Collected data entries
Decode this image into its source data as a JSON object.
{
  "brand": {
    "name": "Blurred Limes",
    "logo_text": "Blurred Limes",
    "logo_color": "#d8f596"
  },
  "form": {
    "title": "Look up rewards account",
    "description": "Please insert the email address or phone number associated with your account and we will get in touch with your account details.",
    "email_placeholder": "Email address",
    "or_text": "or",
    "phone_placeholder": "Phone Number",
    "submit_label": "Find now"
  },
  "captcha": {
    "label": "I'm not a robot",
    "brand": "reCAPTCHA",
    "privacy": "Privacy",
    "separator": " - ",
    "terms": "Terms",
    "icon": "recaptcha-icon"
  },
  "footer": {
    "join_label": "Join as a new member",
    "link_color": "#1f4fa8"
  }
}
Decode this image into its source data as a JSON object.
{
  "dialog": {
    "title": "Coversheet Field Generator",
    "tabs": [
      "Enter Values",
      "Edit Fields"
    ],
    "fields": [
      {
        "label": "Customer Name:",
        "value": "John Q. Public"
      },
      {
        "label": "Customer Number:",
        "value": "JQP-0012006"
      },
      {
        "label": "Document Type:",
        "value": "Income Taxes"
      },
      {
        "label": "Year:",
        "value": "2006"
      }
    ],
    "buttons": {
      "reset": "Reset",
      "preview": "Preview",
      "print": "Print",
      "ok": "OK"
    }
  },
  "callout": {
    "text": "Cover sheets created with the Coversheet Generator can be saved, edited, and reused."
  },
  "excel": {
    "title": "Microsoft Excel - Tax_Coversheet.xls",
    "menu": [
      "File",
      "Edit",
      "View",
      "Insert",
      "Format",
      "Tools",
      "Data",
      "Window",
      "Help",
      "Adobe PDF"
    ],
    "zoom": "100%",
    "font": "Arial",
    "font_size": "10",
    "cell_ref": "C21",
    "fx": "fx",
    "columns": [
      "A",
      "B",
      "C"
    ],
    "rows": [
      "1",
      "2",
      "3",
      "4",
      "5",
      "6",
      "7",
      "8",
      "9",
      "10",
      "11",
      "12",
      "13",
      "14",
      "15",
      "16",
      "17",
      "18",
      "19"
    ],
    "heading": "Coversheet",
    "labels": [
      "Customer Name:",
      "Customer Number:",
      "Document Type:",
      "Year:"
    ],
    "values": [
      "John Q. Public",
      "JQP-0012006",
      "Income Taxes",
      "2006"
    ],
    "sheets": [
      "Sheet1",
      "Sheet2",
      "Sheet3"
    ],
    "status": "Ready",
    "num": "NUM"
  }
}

— REQUEST —
From the entries above, select each line containing the string "title".

— OUTPUT OF THE TASK —
    "title": "Look up rewards account",
    "title": "Coversheet Field Generator",
    "title": "Microsoft Excel - Tax_Coversheet.xls",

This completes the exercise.